» **Record list**:
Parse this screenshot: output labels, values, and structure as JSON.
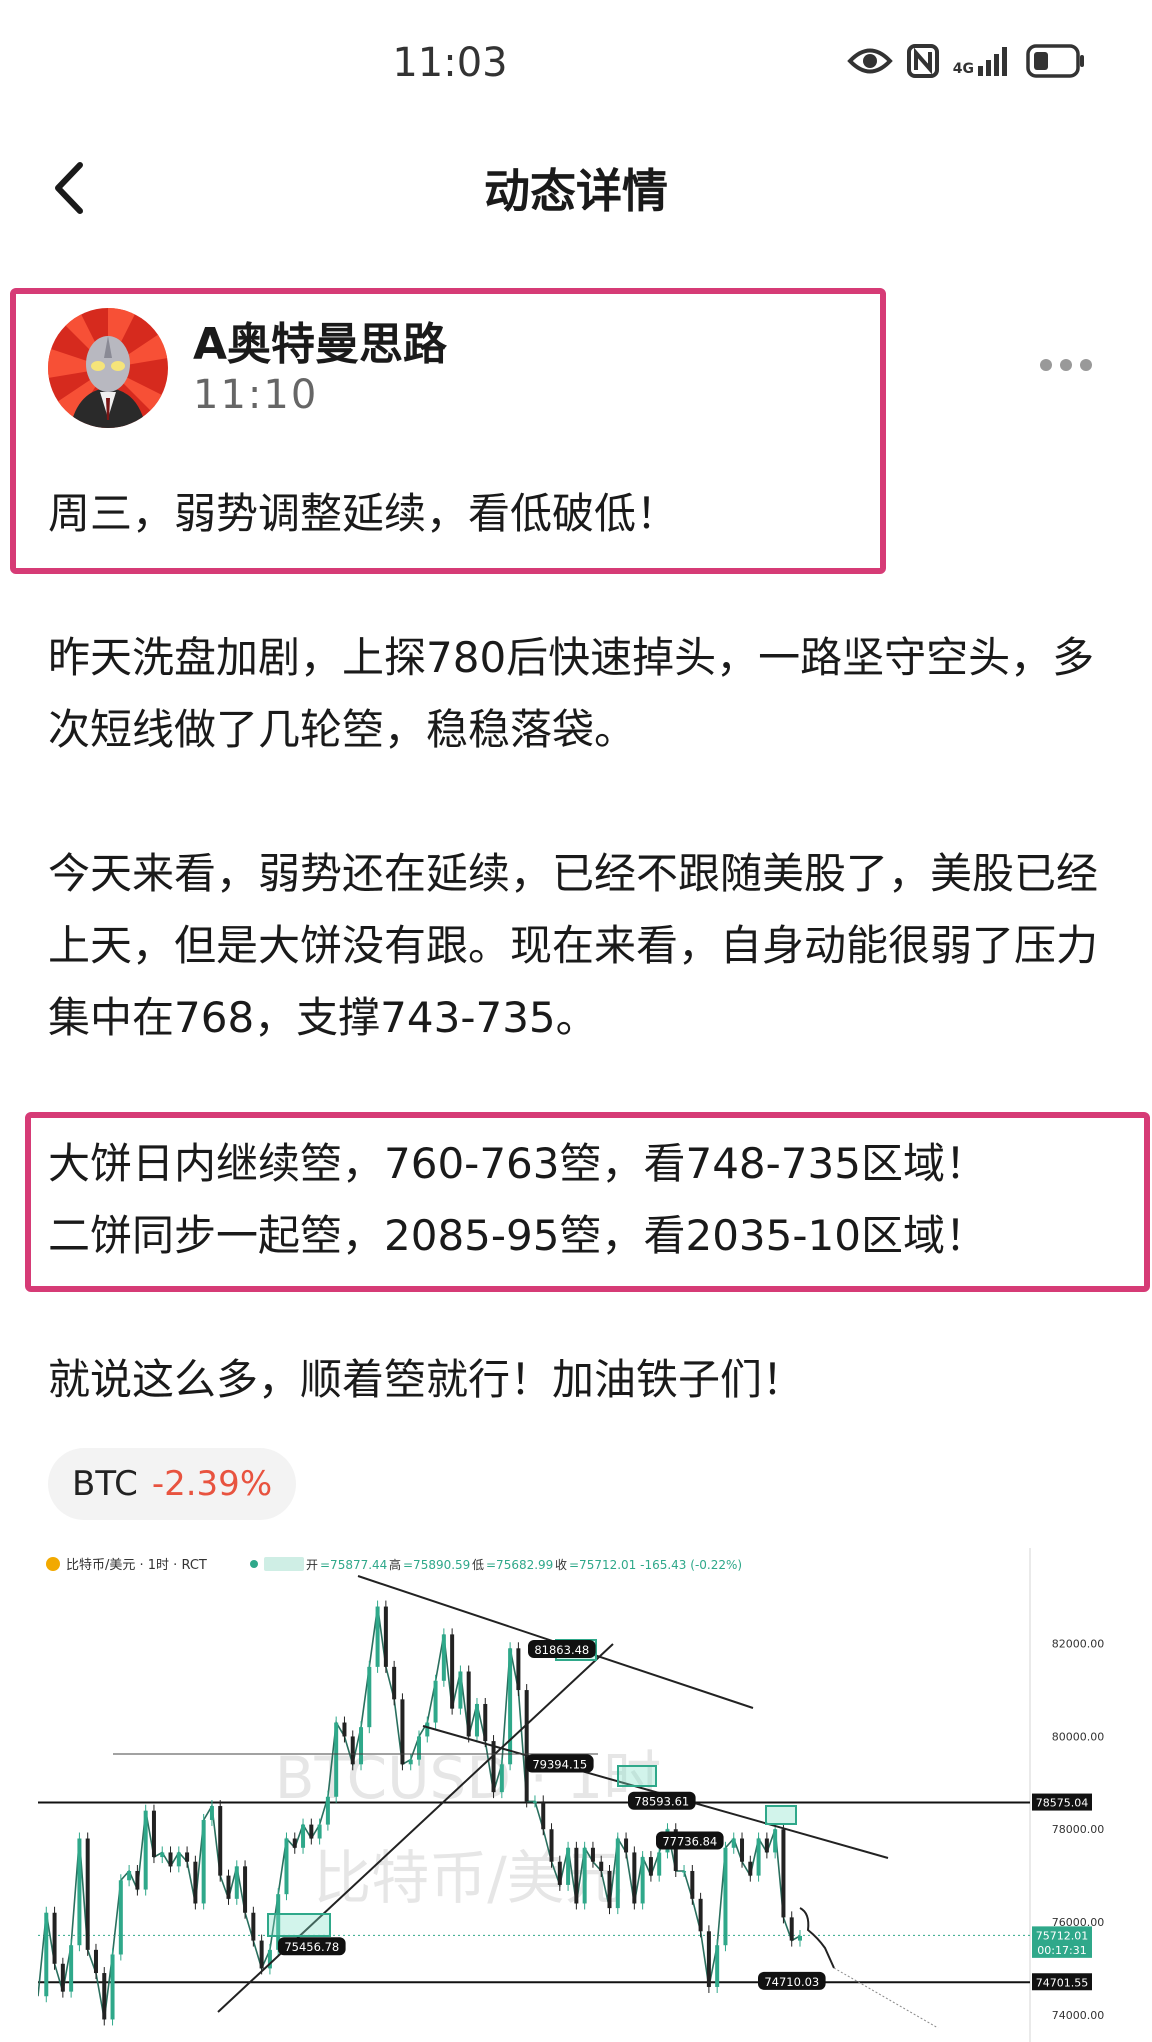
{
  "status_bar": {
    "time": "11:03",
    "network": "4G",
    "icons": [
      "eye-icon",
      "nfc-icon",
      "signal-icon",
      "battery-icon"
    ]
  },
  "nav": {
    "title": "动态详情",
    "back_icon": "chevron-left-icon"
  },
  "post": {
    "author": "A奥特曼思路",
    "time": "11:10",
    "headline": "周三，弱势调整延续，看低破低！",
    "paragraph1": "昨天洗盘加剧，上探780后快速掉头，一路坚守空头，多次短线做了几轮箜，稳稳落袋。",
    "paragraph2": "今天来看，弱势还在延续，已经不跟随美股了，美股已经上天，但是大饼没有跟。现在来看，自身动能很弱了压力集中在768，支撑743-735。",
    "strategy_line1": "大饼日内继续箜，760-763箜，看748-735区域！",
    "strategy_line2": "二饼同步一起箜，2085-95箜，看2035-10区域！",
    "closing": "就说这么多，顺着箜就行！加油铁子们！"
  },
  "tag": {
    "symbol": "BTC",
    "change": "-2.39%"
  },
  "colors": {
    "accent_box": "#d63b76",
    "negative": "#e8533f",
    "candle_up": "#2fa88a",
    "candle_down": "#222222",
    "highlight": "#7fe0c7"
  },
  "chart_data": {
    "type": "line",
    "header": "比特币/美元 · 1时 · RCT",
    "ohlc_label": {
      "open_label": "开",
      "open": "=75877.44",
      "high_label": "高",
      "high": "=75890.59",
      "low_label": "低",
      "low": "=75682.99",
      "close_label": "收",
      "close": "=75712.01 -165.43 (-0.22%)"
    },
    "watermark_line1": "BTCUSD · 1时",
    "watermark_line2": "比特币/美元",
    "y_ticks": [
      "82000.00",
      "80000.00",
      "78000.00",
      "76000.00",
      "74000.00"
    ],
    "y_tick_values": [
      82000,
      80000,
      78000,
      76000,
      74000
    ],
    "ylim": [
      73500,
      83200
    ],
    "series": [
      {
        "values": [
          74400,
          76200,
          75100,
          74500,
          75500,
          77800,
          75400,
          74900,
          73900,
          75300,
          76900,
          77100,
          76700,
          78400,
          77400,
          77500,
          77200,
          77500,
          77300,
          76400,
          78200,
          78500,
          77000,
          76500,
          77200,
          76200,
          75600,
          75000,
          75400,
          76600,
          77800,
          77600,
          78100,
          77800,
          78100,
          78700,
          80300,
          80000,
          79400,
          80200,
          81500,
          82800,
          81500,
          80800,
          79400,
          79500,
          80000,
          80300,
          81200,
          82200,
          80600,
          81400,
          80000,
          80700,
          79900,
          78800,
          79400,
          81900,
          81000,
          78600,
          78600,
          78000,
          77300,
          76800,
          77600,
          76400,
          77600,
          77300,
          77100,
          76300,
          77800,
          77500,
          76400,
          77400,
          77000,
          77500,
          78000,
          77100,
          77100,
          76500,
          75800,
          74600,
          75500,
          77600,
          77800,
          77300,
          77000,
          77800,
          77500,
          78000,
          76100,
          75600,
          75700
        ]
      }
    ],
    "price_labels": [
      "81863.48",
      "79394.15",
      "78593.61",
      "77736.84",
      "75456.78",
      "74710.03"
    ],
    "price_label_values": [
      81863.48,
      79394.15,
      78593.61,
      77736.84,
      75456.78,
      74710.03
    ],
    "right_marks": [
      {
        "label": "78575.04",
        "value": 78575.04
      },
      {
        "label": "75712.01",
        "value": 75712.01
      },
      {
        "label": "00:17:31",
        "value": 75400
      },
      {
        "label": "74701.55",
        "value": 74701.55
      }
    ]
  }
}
* * *
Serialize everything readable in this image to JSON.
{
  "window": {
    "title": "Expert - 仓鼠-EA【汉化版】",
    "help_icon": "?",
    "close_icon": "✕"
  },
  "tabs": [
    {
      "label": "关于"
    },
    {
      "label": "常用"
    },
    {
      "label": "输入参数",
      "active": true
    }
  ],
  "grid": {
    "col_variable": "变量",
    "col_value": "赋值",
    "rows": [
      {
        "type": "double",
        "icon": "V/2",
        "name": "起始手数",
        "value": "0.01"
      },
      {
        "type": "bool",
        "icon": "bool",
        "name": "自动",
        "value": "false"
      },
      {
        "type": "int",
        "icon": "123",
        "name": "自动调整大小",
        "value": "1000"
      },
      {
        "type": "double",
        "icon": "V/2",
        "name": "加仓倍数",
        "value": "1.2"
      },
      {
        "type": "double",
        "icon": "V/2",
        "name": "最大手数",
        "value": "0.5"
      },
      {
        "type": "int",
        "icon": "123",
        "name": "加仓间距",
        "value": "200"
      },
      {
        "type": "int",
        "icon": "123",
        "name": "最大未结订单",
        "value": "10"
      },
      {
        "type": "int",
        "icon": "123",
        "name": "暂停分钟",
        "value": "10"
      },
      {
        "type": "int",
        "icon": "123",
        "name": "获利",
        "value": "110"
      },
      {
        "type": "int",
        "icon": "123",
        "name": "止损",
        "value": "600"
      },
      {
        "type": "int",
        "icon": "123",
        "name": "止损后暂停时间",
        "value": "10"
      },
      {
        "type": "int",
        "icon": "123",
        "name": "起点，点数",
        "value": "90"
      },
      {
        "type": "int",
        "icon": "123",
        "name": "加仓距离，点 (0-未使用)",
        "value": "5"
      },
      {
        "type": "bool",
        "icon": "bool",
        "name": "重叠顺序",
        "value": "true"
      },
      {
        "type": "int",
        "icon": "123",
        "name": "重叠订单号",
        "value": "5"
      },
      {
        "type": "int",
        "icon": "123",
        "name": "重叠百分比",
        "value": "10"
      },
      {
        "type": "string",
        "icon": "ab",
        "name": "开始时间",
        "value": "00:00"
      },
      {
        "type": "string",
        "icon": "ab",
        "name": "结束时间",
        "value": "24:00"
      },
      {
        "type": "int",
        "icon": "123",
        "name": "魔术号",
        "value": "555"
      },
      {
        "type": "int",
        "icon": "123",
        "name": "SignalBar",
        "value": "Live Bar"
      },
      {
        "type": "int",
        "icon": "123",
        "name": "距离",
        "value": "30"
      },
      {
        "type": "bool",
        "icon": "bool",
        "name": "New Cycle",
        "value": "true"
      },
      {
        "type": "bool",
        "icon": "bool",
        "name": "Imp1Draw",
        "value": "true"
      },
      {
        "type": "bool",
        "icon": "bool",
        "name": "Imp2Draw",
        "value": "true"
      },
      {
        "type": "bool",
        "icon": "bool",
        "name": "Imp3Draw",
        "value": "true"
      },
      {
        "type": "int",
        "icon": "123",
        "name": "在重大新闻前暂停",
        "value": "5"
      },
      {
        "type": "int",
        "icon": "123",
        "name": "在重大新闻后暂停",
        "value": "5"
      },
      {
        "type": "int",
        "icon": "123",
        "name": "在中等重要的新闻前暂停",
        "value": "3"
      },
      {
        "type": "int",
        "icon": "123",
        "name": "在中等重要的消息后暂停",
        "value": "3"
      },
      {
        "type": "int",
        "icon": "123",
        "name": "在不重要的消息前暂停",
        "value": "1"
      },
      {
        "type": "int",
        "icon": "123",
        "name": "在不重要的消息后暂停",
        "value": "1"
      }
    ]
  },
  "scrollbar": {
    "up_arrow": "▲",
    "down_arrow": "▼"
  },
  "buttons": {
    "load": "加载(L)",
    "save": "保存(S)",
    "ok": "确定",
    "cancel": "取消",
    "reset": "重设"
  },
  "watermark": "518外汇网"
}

» **Your task**: Copy out every line in the entries above that holds "JSON".

» **Response to the exercise**:
Parse this screenshot: output labels, values, and structure as JSON.
Serialize everything readable in this image to JSON.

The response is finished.